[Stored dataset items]
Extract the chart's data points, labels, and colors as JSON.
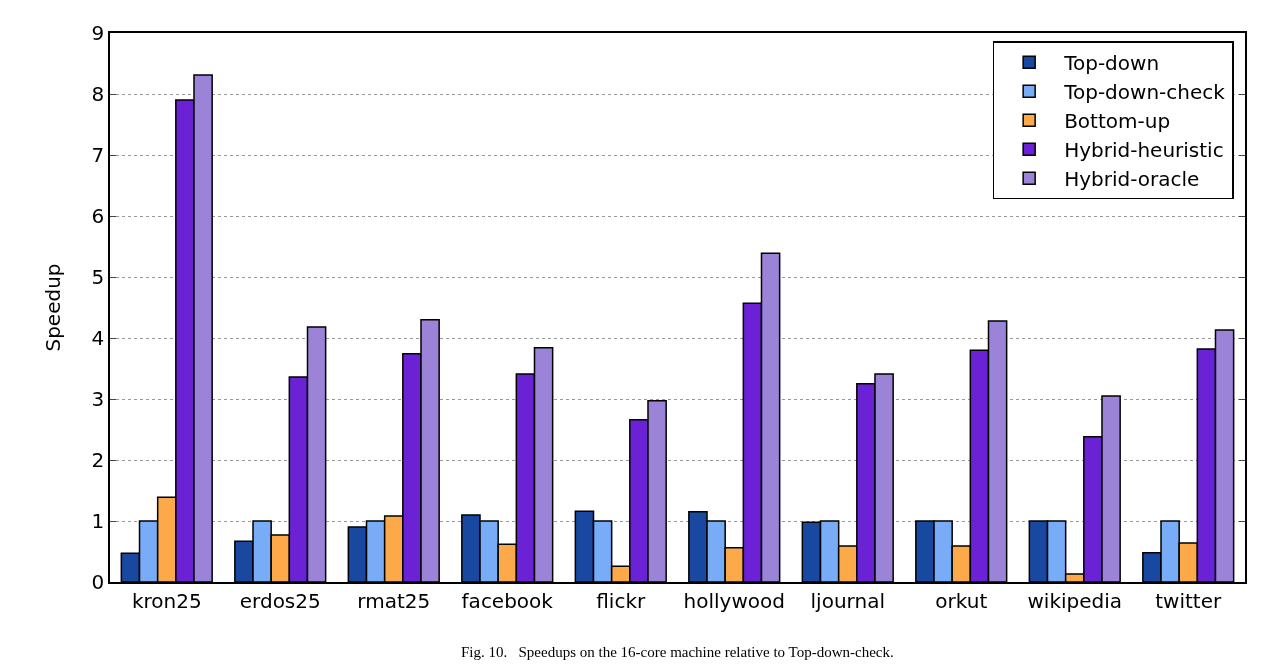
{
  "chart_data": {
    "type": "bar",
    "ylabel": "Speedup",
    "categories": [
      "kron25",
      "erdos25",
      "rmat25",
      "facebook",
      "flickr",
      "hollywood",
      "ljournal",
      "orkut",
      "wikipedia",
      "twitter"
    ],
    "series": [
      {
        "name": "Top-down",
        "color": "#1848a0",
        "values": [
          0.47,
          0.67,
          0.9,
          1.1,
          1.16,
          1.15,
          0.98,
          1.0,
          1.0,
          0.48
        ]
      },
      {
        "name": "Top-down-check",
        "color": "#78acf6",
        "values": [
          1.0,
          1.0,
          1.0,
          1.0,
          1.0,
          1.0,
          1.0,
          1.0,
          1.0,
          1.0
        ]
      },
      {
        "name": "Bottom-up",
        "color": "#fca94a",
        "values": [
          1.39,
          0.77,
          1.08,
          0.62,
          0.26,
          0.56,
          0.59,
          0.59,
          0.13,
          0.64
        ]
      },
      {
        "name": "Hybrid-heuristic",
        "color": "#6a22d4",
        "values": [
          7.9,
          3.36,
          3.74,
          3.41,
          2.66,
          4.57,
          3.25,
          3.8,
          2.38,
          3.82
        ]
      },
      {
        "name": "Hybrid-oracle",
        "color": "#9b83d8",
        "values": [
          8.31,
          4.18,
          4.3,
          3.84,
          2.97,
          5.39,
          3.41,
          4.28,
          3.05,
          4.13
        ]
      }
    ],
    "ylim": [
      0,
      9
    ],
    "yticks": [
      0,
      1,
      2,
      3,
      4,
      5,
      6,
      7,
      8,
      9
    ],
    "grid": "y",
    "legend": "top right",
    "annotations": [
      "Fig. 10.   Speedups on the 16-core machine relative to Top-down-check."
    ]
  }
}
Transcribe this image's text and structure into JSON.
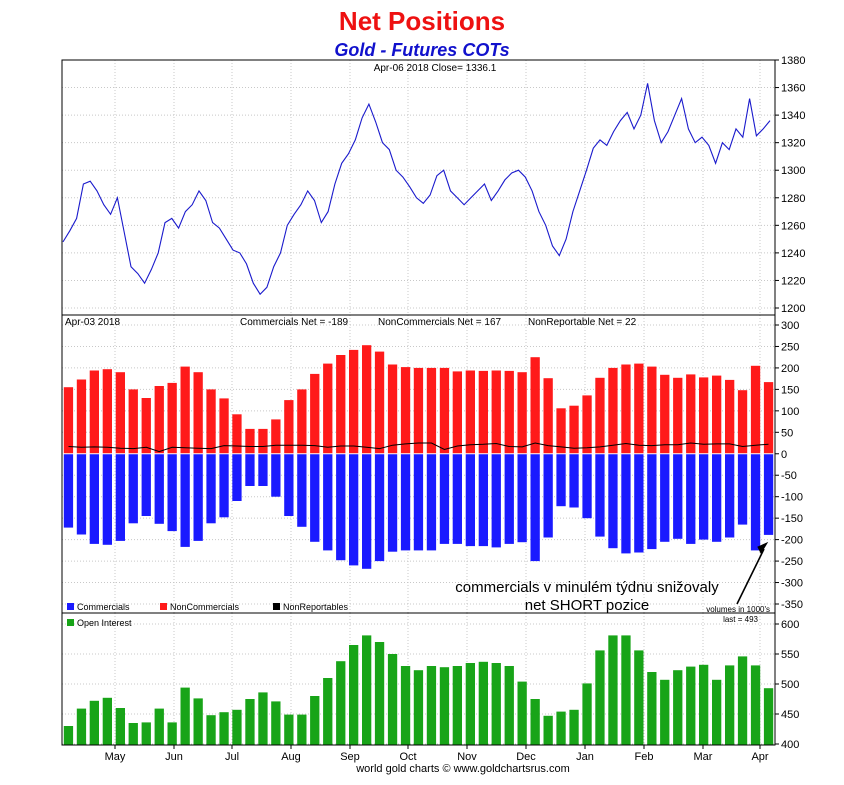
{
  "header": {
    "title": "Net Positions",
    "subtitle": "Gold - Futures COTs"
  },
  "colors": {
    "price": "#1a1acc",
    "commercials": "#1a1aff",
    "noncommercials": "#ff1a1a",
    "nonreportables": "#000000",
    "open_interest": "#18a418",
    "title": "#ee1111",
    "subtitle": "#1111cc"
  },
  "footer": "world gold charts © www.goldchartsrus.com",
  "annotation": {
    "line1": "commercials v minulém týdnu snižovaly",
    "line2": "net SHORT pozice"
  },
  "chart_data": [
    {
      "type": "line",
      "info": "Apr-06  2018   Close= 1336.1",
      "ylim": [
        1200,
        1380
      ],
      "yticks": [
        1200,
        1220,
        1240,
        1260,
        1280,
        1300,
        1320,
        1340,
        1360,
        1380
      ],
      "series": [
        {
          "values": [
            1248,
            1256,
            1265,
            1290,
            1292,
            1285,
            1275,
            1268,
            1280,
            1255,
            1230,
            1225,
            1218,
            1228,
            1240,
            1262,
            1265,
            1258,
            1270,
            1275,
            1285,
            1278,
            1262,
            1258,
            1250,
            1242,
            1240,
            1232,
            1218,
            1210,
            1215,
            1230,
            1240,
            1260,
            1268,
            1275,
            1285,
            1278,
            1262,
            1270,
            1290,
            1305,
            1312,
            1322,
            1338,
            1348,
            1335,
            1320,
            1315,
            1300,
            1295,
            1288,
            1280,
            1276,
            1282,
            1296,
            1300,
            1285,
            1280,
            1275,
            1280,
            1285,
            1290,
            1278,
            1285,
            1293,
            1298,
            1300,
            1295,
            1285,
            1270,
            1260,
            1245,
            1238,
            1250,
            1270,
            1285,
            1300,
            1316,
            1322,
            1318,
            1328,
            1336,
            1342,
            1330,
            1340,
            1363,
            1336,
            1320,
            1328,
            1340,
            1352,
            1330,
            1320,
            1324,
            1318,
            1305,
            1320,
            1315,
            1330,
            1324,
            1352,
            1325,
            1330,
            1336
          ]
        }
      ]
    },
    {
      "type": "bar",
      "info": "Apr-03  2018",
      "labels": {
        "commercials_net": "Commercials Net = -189",
        "noncommercials_net": "NonCommercials Net = 167",
        "nonreportable_net": "NonReportable Net = 22"
      },
      "legend": [
        "Commercials",
        "NonCommercials",
        "NonReportables"
      ],
      "ylim": [
        -350,
        300
      ],
      "yticks": [
        -350,
        -300,
        -250,
        -200,
        -150,
        -100,
        -50,
        0,
        50,
        100,
        150,
        200,
        250,
        300
      ],
      "series": [
        {
          "name": "NonCommercials",
          "values": [
            155,
            173,
            194,
            197,
            190,
            150,
            130,
            158,
            165,
            203,
            190,
            150,
            129,
            92,
            58,
            58,
            80,
            125,
            150,
            186,
            210,
            230,
            242,
            253,
            238,
            208,
            202,
            200,
            200,
            200,
            192,
            194,
            193,
            194,
            193,
            190,
            225,
            176,
            106,
            112,
            136,
            177,
            200,
            208,
            210,
            203,
            184,
            177,
            185,
            178,
            182,
            172,
            148,
            205,
            167
          ]
        },
        {
          "name": "Commercials",
          "values": [
            -172,
            -188,
            -210,
            -212,
            -203,
            -162,
            -145,
            -163,
            -180,
            -217,
            -203,
            -162,
            -148,
            -110,
            -75,
            -75,
            -100,
            -145,
            -170,
            -205,
            -225,
            -248,
            -260,
            -268,
            -250,
            -228,
            -225,
            -225,
            -225,
            -210,
            -210,
            -215,
            -215,
            -218,
            -210,
            -206,
            -250,
            -195,
            -122,
            -125,
            -150,
            -193,
            -220,
            -232,
            -230,
            -222,
            -205,
            -198,
            -210,
            -200,
            -205,
            -195,
            -165,
            -225,
            -189
          ]
        },
        {
          "name": "NonReportables",
          "values": [
            17,
            15,
            16,
            15,
            13,
            12,
            15,
            5,
            15,
            14,
            13,
            12,
            19,
            18,
            17,
            17,
            20,
            20,
            20,
            19,
            15,
            18,
            18,
            15,
            12,
            20,
            23,
            25,
            25,
            10,
            18,
            21,
            22,
            24,
            17,
            16,
            25,
            19,
            16,
            13,
            14,
            16,
            20,
            24,
            20,
            19,
            21,
            21,
            25,
            22,
            23,
            23,
            17,
            20,
            22
          ]
        }
      ]
    },
    {
      "type": "bar",
      "legend": [
        "Open Interest"
      ],
      "note": "volumes in 1000's",
      "last": "last = 493",
      "ylim": [
        400,
        600
      ],
      "yticks": [
        400,
        450,
        500,
        550,
        600
      ],
      "series": [
        {
          "name": "Open Interest",
          "values": [
            430,
            459,
            472,
            477,
            460,
            435,
            436,
            459,
            436,
            494,
            476,
            448,
            453,
            457,
            475,
            486,
            471,
            449,
            449,
            480,
            510,
            538,
            565,
            581,
            570,
            550,
            530,
            523,
            530,
            528,
            530,
            535,
            537,
            535,
            530,
            504,
            475,
            447,
            454,
            457,
            501,
            556,
            581,
            581,
            556,
            520,
            507,
            523,
            529,
            532,
            507,
            531,
            546,
            531,
            493
          ]
        }
      ],
      "xticks": [
        "May",
        "Jun",
        "Jul",
        "Aug",
        "Sep",
        "Oct",
        "Nov",
        "Dec",
        "Jan",
        "Feb",
        "Mar",
        "Apr"
      ]
    }
  ]
}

▶ Set problem
Restate each of the entries above word for word and skip every image.

▶ Response
Extract the chart's data points, labels, and colors as JSON.
{
  "chart_data": {
    "type": "bar",
    "ylabel": "Speedup",
    "categories": [
      "kron25",
      "erdos25",
      "rmat25",
      "facebook",
      "flickr",
      "hollywood",
      "ljournal",
      "orkut",
      "wikipedia",
      "twitter"
    ],
    "series": [
      {
        "name": "Top-down",
        "color": "#1848a0",
        "values": [
          0.47,
          0.67,
          0.9,
          1.1,
          1.16,
          1.15,
          0.98,
          1.0,
          1.0,
          0.48
        ]
      },
      {
        "name": "Top-down-check",
        "color": "#78acf6",
        "values": [
          1.0,
          1.0,
          1.0,
          1.0,
          1.0,
          1.0,
          1.0,
          1.0,
          1.0,
          1.0
        ]
      },
      {
        "name": "Bottom-up",
        "color": "#fca94a",
        "values": [
          1.39,
          0.77,
          1.08,
          0.62,
          0.26,
          0.56,
          0.59,
          0.59,
          0.13,
          0.64
        ]
      },
      {
        "name": "Hybrid-heuristic",
        "color": "#6a22d4",
        "values": [
          7.9,
          3.36,
          3.74,
          3.41,
          2.66,
          4.57,
          3.25,
          3.8,
          2.38,
          3.82
        ]
      },
      {
        "name": "Hybrid-oracle",
        "color": "#9b83d8",
        "values": [
          8.31,
          4.18,
          4.3,
          3.84,
          2.97,
          5.39,
          3.41,
          4.28,
          3.05,
          4.13
        ]
      }
    ],
    "ylim": [
      0,
      9
    ],
    "yticks": [
      0,
      1,
      2,
      3,
      4,
      5,
      6,
      7,
      8,
      9
    ],
    "grid": "y",
    "legend": "top right",
    "annotations": [
      "Fig. 10.   Speedups on the 16-core machine relative to Top-down-check."
    ]
  }
}
Transcribe this image's text and structure into JSON.
{
  "header": {
    "title": "Net Positions",
    "subtitle": "Gold - Futures COTs"
  },
  "colors": {
    "price": "#1a1acc",
    "commercials": "#1a1aff",
    "noncommercials": "#ff1a1a",
    "nonreportables": "#000000",
    "open_interest": "#18a418",
    "title": "#ee1111",
    "subtitle": "#1111cc"
  },
  "footer": "world gold charts © www.goldchartsrus.com",
  "annotation": {
    "line1": "commercials v minulém týdnu snižovaly",
    "line2": "net SHORT pozice"
  },
  "chart_data": [
    {
      "type": "line",
      "info": "Apr-06  2018   Close= 1336.1",
      "ylim": [
        1200,
        1380
      ],
      "yticks": [
        1200,
        1220,
        1240,
        1260,
        1280,
        1300,
        1320,
        1340,
        1360,
        1380
      ],
      "series": [
        {
          "values": [
            1248,
            1256,
            1265,
            1290,
            1292,
            1285,
            1275,
            1268,
            1280,
            1255,
            1230,
            1225,
            1218,
            1228,
            1240,
            1262,
            1265,
            1258,
            1270,
            1275,
            1285,
            1278,
            1262,
            1258,
            1250,
            1242,
            1240,
            1232,
            1218,
            1210,
            1215,
            1230,
            1240,
            1260,
            1268,
            1275,
            1285,
            1278,
            1262,
            1270,
            1290,
            1305,
            1312,
            1322,
            1338,
            1348,
            1335,
            1320,
            1315,
            1300,
            1295,
            1288,
            1280,
            1276,
            1282,
            1296,
            1300,
            1285,
            1280,
            1275,
            1280,
            1285,
            1290,
            1278,
            1285,
            1293,
            1298,
            1300,
            1295,
            1285,
            1270,
            1260,
            1245,
            1238,
            1250,
            1270,
            1285,
            1300,
            1316,
            1322,
            1318,
            1328,
            1336,
            1342,
            1330,
            1340,
            1363,
            1336,
            1320,
            1328,
            1340,
            1352,
            1330,
            1320,
            1324,
            1318,
            1305,
            1320,
            1315,
            1330,
            1324,
            1352,
            1325,
            1330,
            1336
          ]
        }
      ]
    },
    {
      "type": "bar",
      "info": "Apr-03  2018",
      "labels": {
        "commercials_net": "Commercials Net = -189",
        "noncommercials_net": "NonCommercials Net = 167",
        "nonreportable_net": "NonReportable Net = 22"
      },
      "legend": [
        "Commercials",
        "NonCommercials",
        "NonReportables"
      ],
      "ylim": [
        -350,
        300
      ],
      "yticks": [
        -350,
        -300,
        -250,
        -200,
        -150,
        -100,
        -50,
        0,
        50,
        100,
        150,
        200,
        250,
        300
      ],
      "series": [
        {
          "name": "NonCommercials",
          "values": [
            155,
            173,
            194,
            197,
            190,
            150,
            130,
            158,
            165,
            203,
            190,
            150,
            129,
            92,
            58,
            58,
            80,
            125,
            150,
            186,
            210,
            230,
            242,
            253,
            238,
            208,
            202,
            200,
            200,
            200,
            192,
            194,
            193,
            194,
            193,
            190,
            225,
            176,
            106,
            112,
            136,
            177,
            200,
            208,
            210,
            203,
            184,
            177,
            185,
            178,
            182,
            172,
            148,
            205,
            167
          ]
        },
        {
          "name": "Commercials",
          "values": [
            -172,
            -188,
            -210,
            -212,
            -203,
            -162,
            -145,
            -163,
            -180,
            -217,
            -203,
            -162,
            -148,
            -110,
            -75,
            -75,
            -100,
            -145,
            -170,
            -205,
            -225,
            -248,
            -260,
            -268,
            -250,
            -228,
            -225,
            -225,
            -225,
            -210,
            -210,
            -215,
            -215,
            -218,
            -210,
            -206,
            -250,
            -195,
            -122,
            -125,
            -150,
            -193,
            -220,
            -232,
            -230,
            -222,
            -205,
            -198,
            -210,
            -200,
            -205,
            -195,
            -165,
            -225,
            -189
          ]
        },
        {
          "name": "NonReportables",
          "values": [
            17,
            15,
            16,
            15,
            13,
            12,
            15,
            5,
            15,
            14,
            13,
            12,
            19,
            18,
            17,
            17,
            20,
            20,
            20,
            19,
            15,
            18,
            18,
            15,
            12,
            20,
            23,
            25,
            25,
            10,
            18,
            21,
            22,
            24,
            17,
            16,
            25,
            19,
            16,
            13,
            14,
            16,
            20,
            24,
            20,
            19,
            21,
            21,
            25,
            22,
            23,
            23,
            17,
            20,
            22
          ]
        }
      ]
    },
    {
      "type": "bar",
      "legend": [
        "Open Interest"
      ],
      "note": "volumes in 1000's",
      "last": "last = 493",
      "ylim": [
        400,
        600
      ],
      "yticks": [
        400,
        450,
        500,
        550,
        600
      ],
      "series": [
        {
          "name": "Open Interest",
          "values": [
            430,
            459,
            472,
            477,
            460,
            435,
            436,
            459,
            436,
            494,
            476,
            448,
            453,
            457,
            475,
            486,
            471,
            449,
            449,
            480,
            510,
            538,
            565,
            581,
            570,
            550,
            530,
            523,
            530,
            528,
            530,
            535,
            537,
            535,
            530,
            504,
            475,
            447,
            454,
            457,
            501,
            556,
            581,
            581,
            556,
            520,
            507,
            523,
            529,
            532,
            507,
            531,
            546,
            531,
            493
          ]
        }
      ],
      "xticks": [
        "May",
        "Jun",
        "Jul",
        "Aug",
        "Sep",
        "Oct",
        "Nov",
        "Dec",
        "Jan",
        "Feb",
        "Mar",
        "Apr"
      ]
    }
  ]
}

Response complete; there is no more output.